::: Dataset rows

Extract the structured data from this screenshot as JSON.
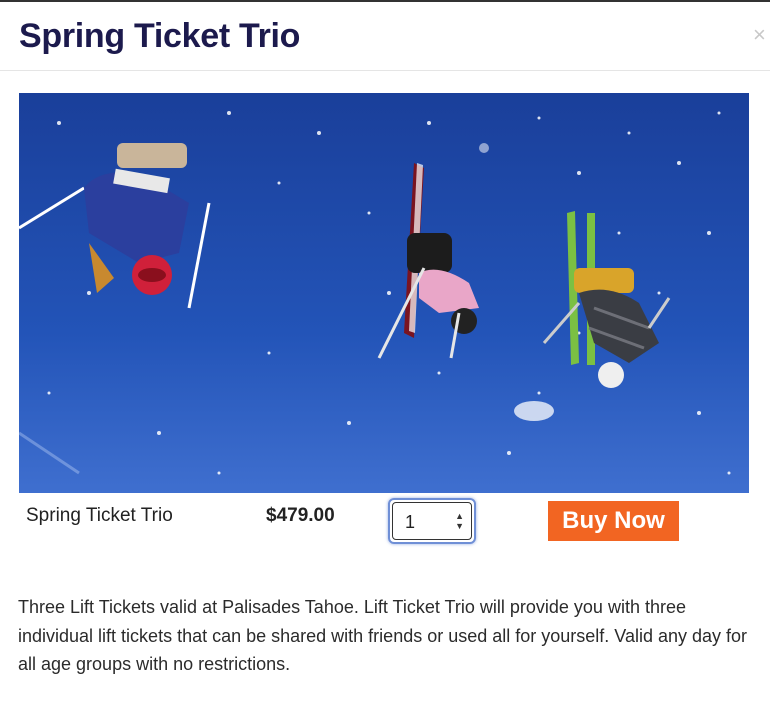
{
  "modal": {
    "title": "Spring Ticket Trio",
    "close_glyph": "×"
  },
  "product": {
    "name": "Spring Ticket Trio",
    "price": "$479.00",
    "quantity": "1",
    "buy_label": "Buy Now",
    "description": "Three Lift Tickets valid at Palisades Tahoe. Lift Ticket Trio will provide you with three individual lift tickets that can be shared with friends or used all for yourself. Valid any day for all age groups with no restrictions."
  },
  "colors": {
    "title": "#1c1a4d",
    "buy_button": "#f26522",
    "sky": "#1f4aa8"
  },
  "icons": [
    "close-icon",
    "select-arrows-icon"
  ]
}
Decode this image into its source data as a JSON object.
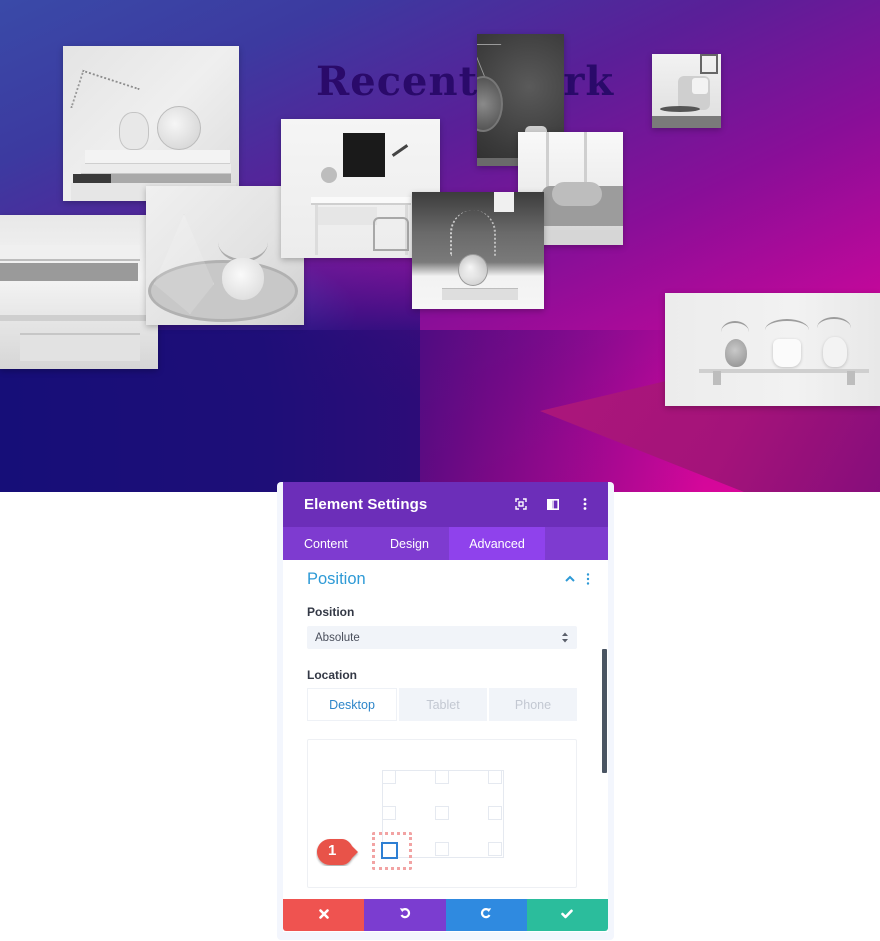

::::::

Goal » Reproduce the entries above without change, omitting all pictures.

Full output »
Extract the structured data from this screenshot as JSON.
{
  "modal": {
    "title": "Spring Ticket Trio",
    "close_glyph": "×"
  },
  "product": {
    "name": "Spring Ticket Trio",
    "price": "$479.00",
    "quantity": "1",
    "buy_label": "Buy Now",
    "description": "Three Lift Tickets valid at Palisades Tahoe. Lift Ticket Trio will provide you with three individual lift tickets that can be shared with friends or used all for yourself. Valid any day for all age groups with no restrictions."
  },
  "colors": {
    "title": "#1c1a4d",
    "buy_button": "#f26522",
    "sky": "#1f4aa8"
  },
  "icons": [
    "close-icon",
    "select-arrows-icon"
  ]
}
Decode this image into its source data as a JSON object.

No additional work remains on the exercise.